Omit all pictures, then retype the data exactly as given.

Data entries:
──────────────────────────────
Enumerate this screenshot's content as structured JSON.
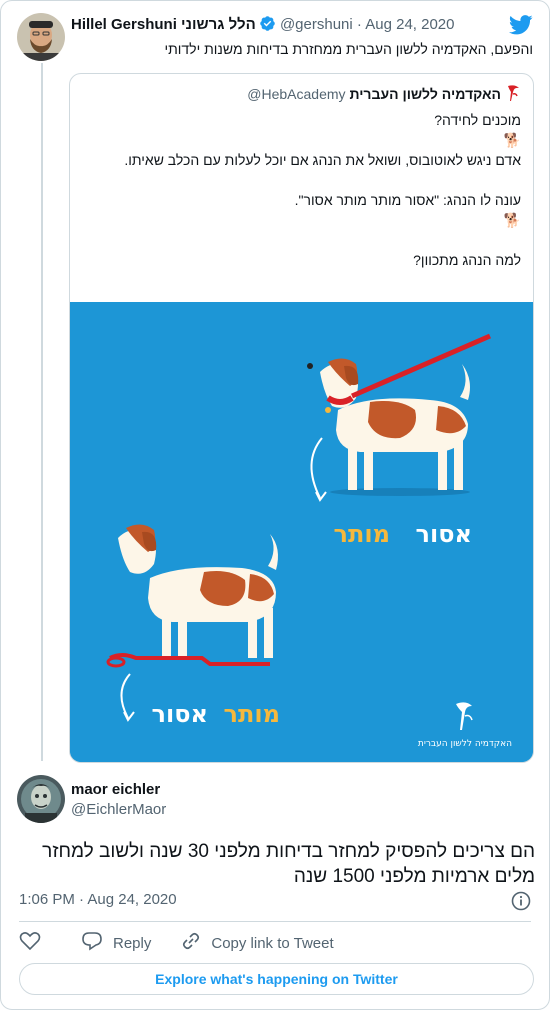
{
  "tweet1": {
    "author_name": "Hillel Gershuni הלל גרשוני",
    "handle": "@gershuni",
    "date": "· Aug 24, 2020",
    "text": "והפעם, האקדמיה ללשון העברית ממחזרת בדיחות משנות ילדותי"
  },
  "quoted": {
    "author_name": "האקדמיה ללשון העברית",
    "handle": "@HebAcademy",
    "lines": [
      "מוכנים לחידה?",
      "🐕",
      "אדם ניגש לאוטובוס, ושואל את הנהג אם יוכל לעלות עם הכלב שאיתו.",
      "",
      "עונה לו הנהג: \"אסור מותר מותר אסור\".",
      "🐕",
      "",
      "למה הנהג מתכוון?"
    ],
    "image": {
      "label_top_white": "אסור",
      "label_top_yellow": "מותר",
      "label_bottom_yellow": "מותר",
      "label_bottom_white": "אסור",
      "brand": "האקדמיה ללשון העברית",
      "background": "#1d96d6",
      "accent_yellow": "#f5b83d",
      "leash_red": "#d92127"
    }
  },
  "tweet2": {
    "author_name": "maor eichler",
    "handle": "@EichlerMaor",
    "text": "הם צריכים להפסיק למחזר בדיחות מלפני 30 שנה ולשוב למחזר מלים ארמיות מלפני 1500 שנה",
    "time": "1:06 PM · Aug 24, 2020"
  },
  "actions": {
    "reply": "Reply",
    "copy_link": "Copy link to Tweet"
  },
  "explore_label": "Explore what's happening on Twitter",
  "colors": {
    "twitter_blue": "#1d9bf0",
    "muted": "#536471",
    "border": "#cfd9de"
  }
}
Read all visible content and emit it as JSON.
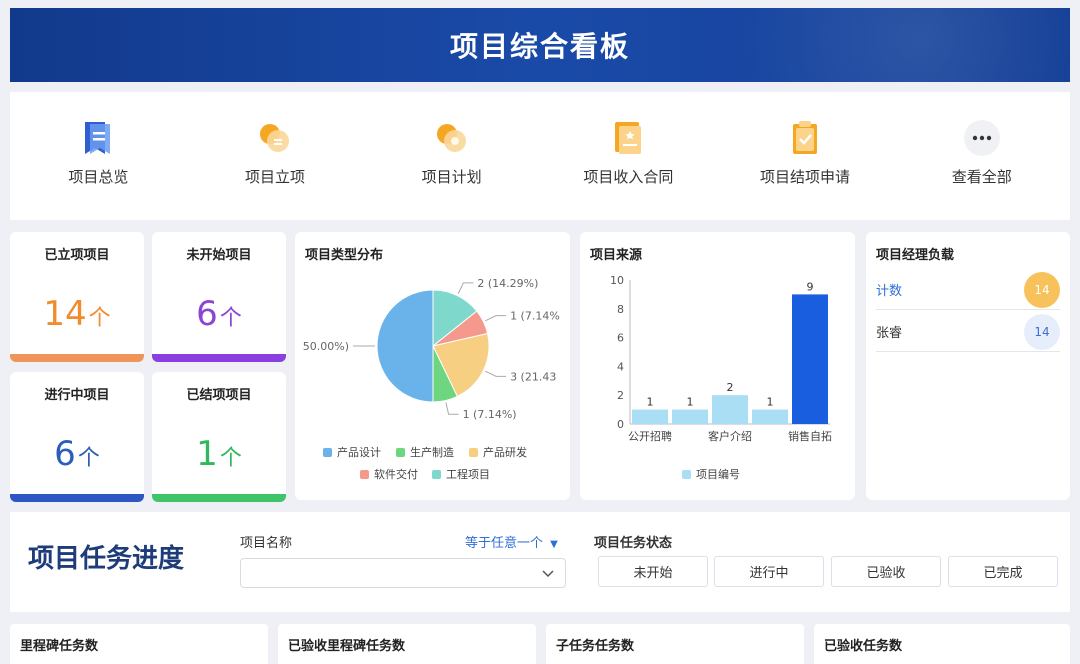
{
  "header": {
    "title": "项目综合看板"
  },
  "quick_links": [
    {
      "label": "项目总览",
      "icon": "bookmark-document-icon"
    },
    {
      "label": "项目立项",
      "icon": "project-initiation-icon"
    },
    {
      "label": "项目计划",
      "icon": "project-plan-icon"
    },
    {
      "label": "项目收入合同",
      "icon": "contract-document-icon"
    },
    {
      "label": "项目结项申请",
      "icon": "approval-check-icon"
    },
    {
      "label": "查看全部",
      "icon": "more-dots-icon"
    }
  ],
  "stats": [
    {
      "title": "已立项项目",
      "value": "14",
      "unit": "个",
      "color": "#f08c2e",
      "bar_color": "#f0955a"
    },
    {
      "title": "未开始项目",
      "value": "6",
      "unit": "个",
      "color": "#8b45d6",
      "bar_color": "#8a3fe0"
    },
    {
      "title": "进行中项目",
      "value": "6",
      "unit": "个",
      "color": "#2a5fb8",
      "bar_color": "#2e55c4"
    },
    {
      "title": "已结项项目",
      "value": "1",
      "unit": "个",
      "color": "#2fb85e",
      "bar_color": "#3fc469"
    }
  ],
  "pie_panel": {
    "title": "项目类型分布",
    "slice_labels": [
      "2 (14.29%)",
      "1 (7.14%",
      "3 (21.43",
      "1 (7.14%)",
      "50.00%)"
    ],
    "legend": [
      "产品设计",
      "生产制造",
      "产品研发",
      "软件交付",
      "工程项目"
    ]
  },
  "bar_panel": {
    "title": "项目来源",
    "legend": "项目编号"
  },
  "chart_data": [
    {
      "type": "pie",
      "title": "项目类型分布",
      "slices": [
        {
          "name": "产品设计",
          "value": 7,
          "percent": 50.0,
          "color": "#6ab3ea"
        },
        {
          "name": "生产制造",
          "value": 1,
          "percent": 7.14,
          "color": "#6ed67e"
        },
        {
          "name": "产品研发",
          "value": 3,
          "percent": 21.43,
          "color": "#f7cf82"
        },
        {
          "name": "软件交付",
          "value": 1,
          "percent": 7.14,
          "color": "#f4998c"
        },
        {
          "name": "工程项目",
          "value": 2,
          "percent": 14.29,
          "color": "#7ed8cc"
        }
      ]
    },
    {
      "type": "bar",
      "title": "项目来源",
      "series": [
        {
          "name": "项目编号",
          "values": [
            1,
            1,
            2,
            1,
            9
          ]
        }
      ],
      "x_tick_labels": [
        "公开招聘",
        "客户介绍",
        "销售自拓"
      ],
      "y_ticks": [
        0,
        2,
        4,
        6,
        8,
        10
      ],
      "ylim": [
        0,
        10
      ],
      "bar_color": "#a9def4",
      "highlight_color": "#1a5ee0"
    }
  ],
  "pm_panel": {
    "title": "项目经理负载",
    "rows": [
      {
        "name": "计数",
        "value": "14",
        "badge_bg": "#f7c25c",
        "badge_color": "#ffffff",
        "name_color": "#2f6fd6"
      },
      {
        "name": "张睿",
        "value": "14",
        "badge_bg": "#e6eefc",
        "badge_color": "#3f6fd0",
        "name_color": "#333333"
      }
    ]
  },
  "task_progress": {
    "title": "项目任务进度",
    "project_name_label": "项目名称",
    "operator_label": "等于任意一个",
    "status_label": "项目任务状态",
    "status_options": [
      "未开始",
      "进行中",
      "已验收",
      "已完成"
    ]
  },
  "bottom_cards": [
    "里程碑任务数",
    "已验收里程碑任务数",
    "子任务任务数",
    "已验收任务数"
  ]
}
──────────────────────────────
Exercise output:
Enumerate this screenshot's content as structured JSON.
{
  "tweet1": {
    "author_name": "Hillel Gershuni הלל גרשוני",
    "handle": "@gershuni",
    "date": "· Aug 24, 2020",
    "text": "והפעם, האקדמיה ללשון העברית ממחזרת בדיחות משנות ילדותי"
  },
  "quoted": {
    "author_name": "האקדמיה ללשון העברית",
    "handle": "@HebAcademy",
    "lines": [
      "מוכנים לחידה?",
      "🐕",
      "אדם ניגש לאוטובוס, ושואל את הנהג אם יוכל לעלות עם הכלב שאיתו.",
      "",
      "עונה לו הנהג: \"אסור מותר מותר אסור\".",
      "🐕",
      "",
      "למה הנהג מתכוון?"
    ],
    "image": {
      "label_top_white": "אסור",
      "label_top_yellow": "מותר",
      "label_bottom_yellow": "מותר",
      "label_bottom_white": "אסור",
      "brand": "האקדמיה ללשון העברית",
      "background": "#1d96d6",
      "accent_yellow": "#f5b83d",
      "leash_red": "#d92127"
    }
  },
  "tweet2": {
    "author_name": "maor eichler",
    "handle": "@EichlerMaor",
    "text": "הם צריכים להפסיק למחזר בדיחות מלפני 30 שנה ולשוב למחזר מלים ארמיות מלפני 1500 שנה",
    "time": "1:06 PM · Aug 24, 2020"
  },
  "actions": {
    "reply": "Reply",
    "copy_link": "Copy link to Tweet"
  },
  "explore_label": "Explore what's happening on Twitter",
  "colors": {
    "twitter_blue": "#1d9bf0",
    "muted": "#536471",
    "border": "#cfd9de"
  }
}
Read all visible content and emit it as JSON.
{
  "header": {
    "title": "项目综合看板"
  },
  "quick_links": [
    {
      "label": "项目总览",
      "icon": "bookmark-document-icon"
    },
    {
      "label": "项目立项",
      "icon": "project-initiation-icon"
    },
    {
      "label": "项目计划",
      "icon": "project-plan-icon"
    },
    {
      "label": "项目收入合同",
      "icon": "contract-document-icon"
    },
    {
      "label": "项目结项申请",
      "icon": "approval-check-icon"
    },
    {
      "label": "查看全部",
      "icon": "more-dots-icon"
    }
  ],
  "stats": [
    {
      "title": "已立项项目",
      "value": "14",
      "unit": "个",
      "color": "#f08c2e",
      "bar_color": "#f0955a"
    },
    {
      "title": "未开始项目",
      "value": "6",
      "unit": "个",
      "color": "#8b45d6",
      "bar_color": "#8a3fe0"
    },
    {
      "title": "进行中项目",
      "value": "6",
      "unit": "个",
      "color": "#2a5fb8",
      "bar_color": "#2e55c4"
    },
    {
      "title": "已结项项目",
      "value": "1",
      "unit": "个",
      "color": "#2fb85e",
      "bar_color": "#3fc469"
    }
  ],
  "pie_panel": {
    "title": "项目类型分布",
    "slice_labels": [
      "2 (14.29%)",
      "1 (7.14%",
      "3 (21.43",
      "1 (7.14%)",
      "50.00%)"
    ],
    "legend": [
      "产品设计",
      "生产制造",
      "产品研发",
      "软件交付",
      "工程项目"
    ]
  },
  "bar_panel": {
    "title": "项目来源",
    "legend": "项目编号"
  },
  "chart_data": [
    {
      "type": "pie",
      "title": "项目类型分布",
      "slices": [
        {
          "name": "产品设计",
          "value": 7,
          "percent": 50.0,
          "color": "#6ab3ea"
        },
        {
          "name": "生产制造",
          "value": 1,
          "percent": 7.14,
          "color": "#6ed67e"
        },
        {
          "name": "产品研发",
          "value": 3,
          "percent": 21.43,
          "color": "#f7cf82"
        },
        {
          "name": "软件交付",
          "value": 1,
          "percent": 7.14,
          "color": "#f4998c"
        },
        {
          "name": "工程项目",
          "value": 2,
          "percent": 14.29,
          "color": "#7ed8cc"
        }
      ]
    },
    {
      "type": "bar",
      "title": "项目来源",
      "series": [
        {
          "name": "项目编号",
          "values": [
            1,
            1,
            2,
            1,
            9
          ]
        }
      ],
      "x_tick_labels": [
        "公开招聘",
        "客户介绍",
        "销售自拓"
      ],
      "y_ticks": [
        0,
        2,
        4,
        6,
        8,
        10
      ],
      "ylim": [
        0,
        10
      ],
      "bar_color": "#a9def4",
      "highlight_color": "#1a5ee0"
    }
  ],
  "pm_panel": {
    "title": "项目经理负载",
    "rows": [
      {
        "name": "计数",
        "value": "14",
        "badge_bg": "#f7c25c",
        "badge_color": "#ffffff",
        "name_color": "#2f6fd6"
      },
      {
        "name": "张睿",
        "value": "14",
        "badge_bg": "#e6eefc",
        "badge_color": "#3f6fd0",
        "name_color": "#333333"
      }
    ]
  },
  "task_progress": {
    "title": "项目任务进度",
    "project_name_label": "项目名称",
    "operator_label": "等于任意一个",
    "status_label": "项目任务状态",
    "status_options": [
      "未开始",
      "进行中",
      "已验收",
      "已完成"
    ]
  },
  "bottom_cards": [
    "里程碑任务数",
    "已验收里程碑任务数",
    "子任务任务数",
    "已验收任务数"
  ]
}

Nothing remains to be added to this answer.